(Entries from a visual dataset)

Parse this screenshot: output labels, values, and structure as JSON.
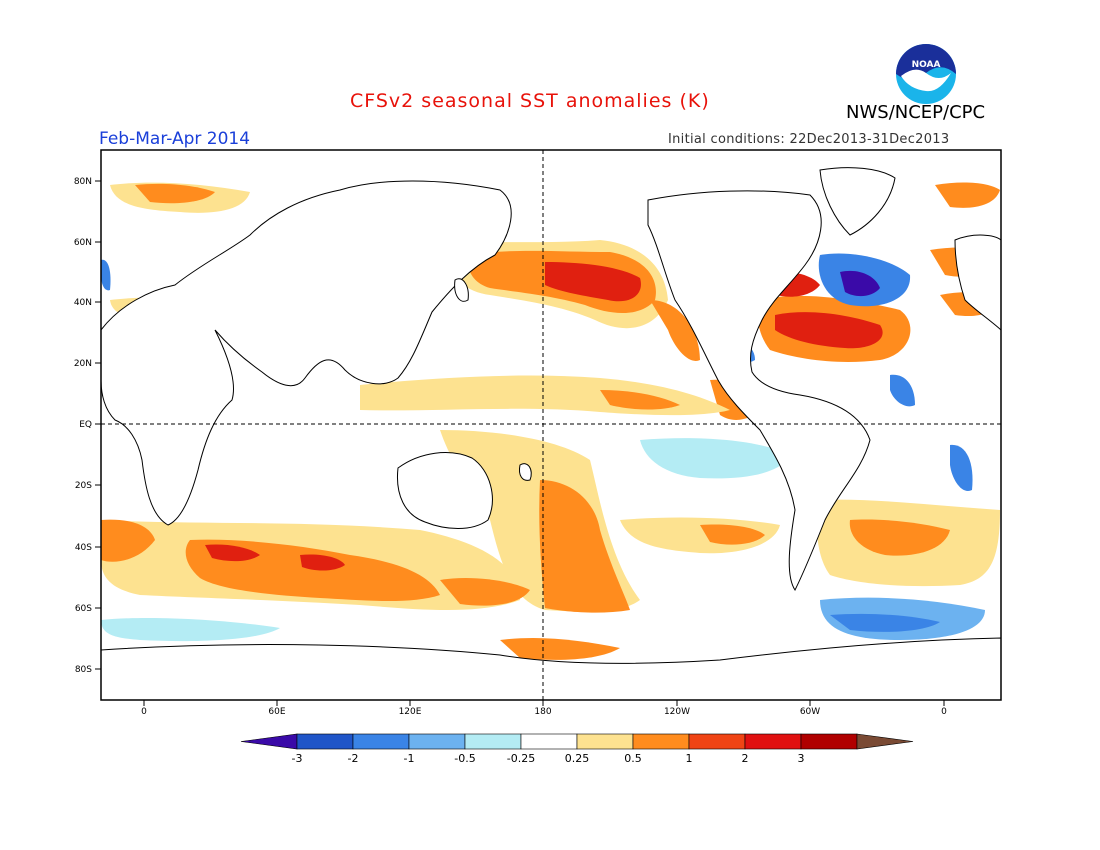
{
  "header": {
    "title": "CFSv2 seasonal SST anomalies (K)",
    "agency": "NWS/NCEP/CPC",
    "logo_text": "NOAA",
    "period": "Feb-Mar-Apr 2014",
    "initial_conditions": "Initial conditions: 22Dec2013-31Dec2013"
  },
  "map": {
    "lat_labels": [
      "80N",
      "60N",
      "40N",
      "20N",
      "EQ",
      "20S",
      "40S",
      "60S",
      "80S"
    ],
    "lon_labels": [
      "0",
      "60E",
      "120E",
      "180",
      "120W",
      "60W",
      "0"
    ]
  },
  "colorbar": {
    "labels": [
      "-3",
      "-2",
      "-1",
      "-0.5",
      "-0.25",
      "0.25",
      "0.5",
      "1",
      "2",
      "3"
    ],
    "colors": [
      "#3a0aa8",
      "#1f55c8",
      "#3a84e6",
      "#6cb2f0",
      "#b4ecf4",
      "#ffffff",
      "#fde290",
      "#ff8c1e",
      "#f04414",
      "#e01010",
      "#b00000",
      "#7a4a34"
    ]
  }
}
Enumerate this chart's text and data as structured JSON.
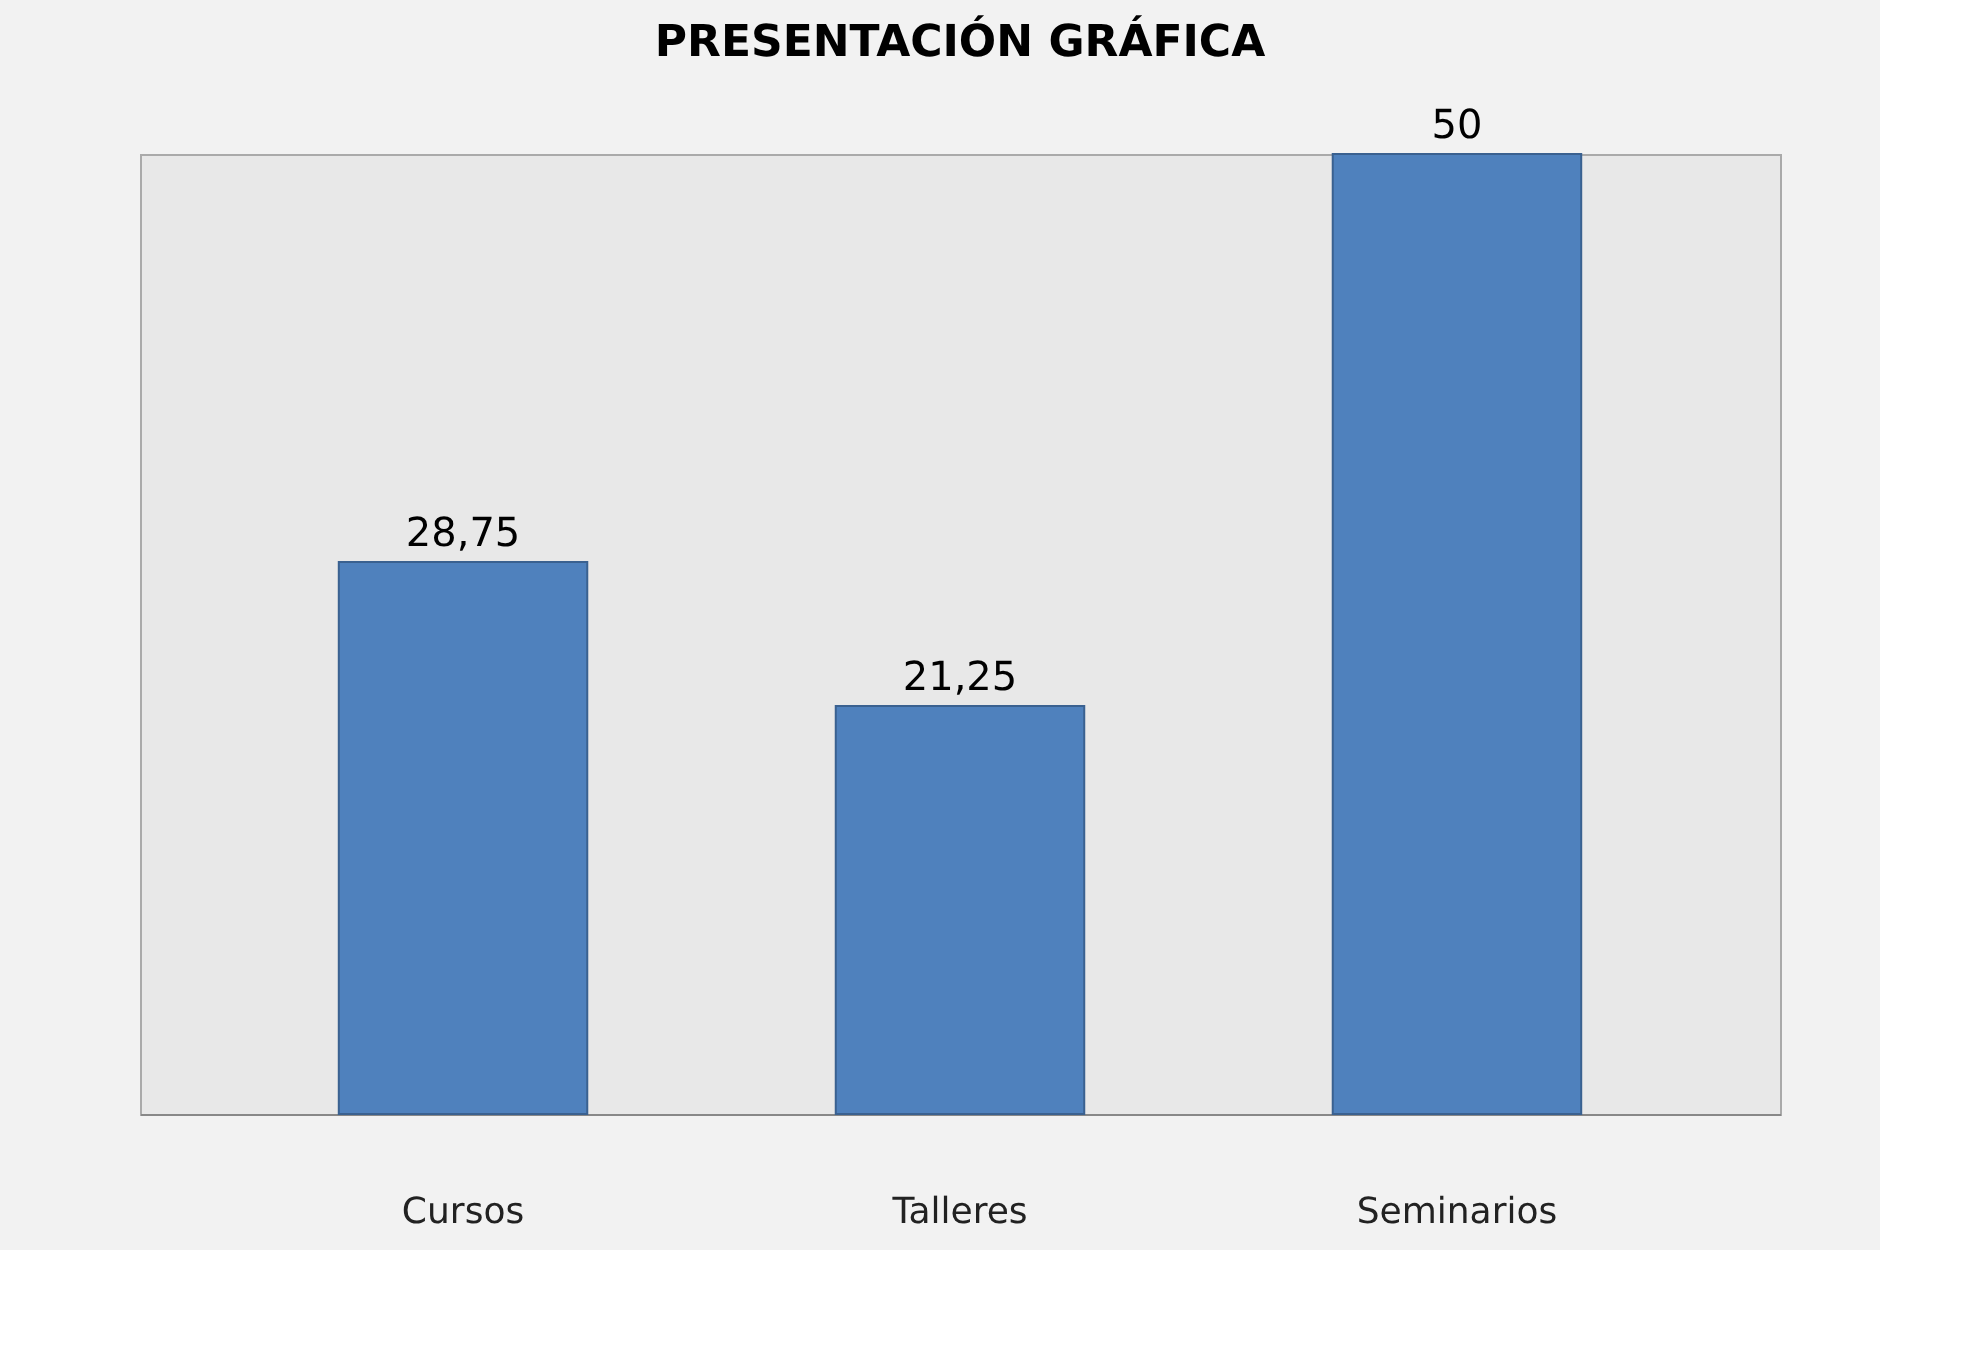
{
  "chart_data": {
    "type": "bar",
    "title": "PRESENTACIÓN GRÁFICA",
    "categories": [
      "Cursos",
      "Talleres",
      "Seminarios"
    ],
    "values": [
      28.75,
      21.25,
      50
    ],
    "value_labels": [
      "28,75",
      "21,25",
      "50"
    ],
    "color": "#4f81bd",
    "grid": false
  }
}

Exercise task: Report only the count of lines that include the string "title".

Response below: 2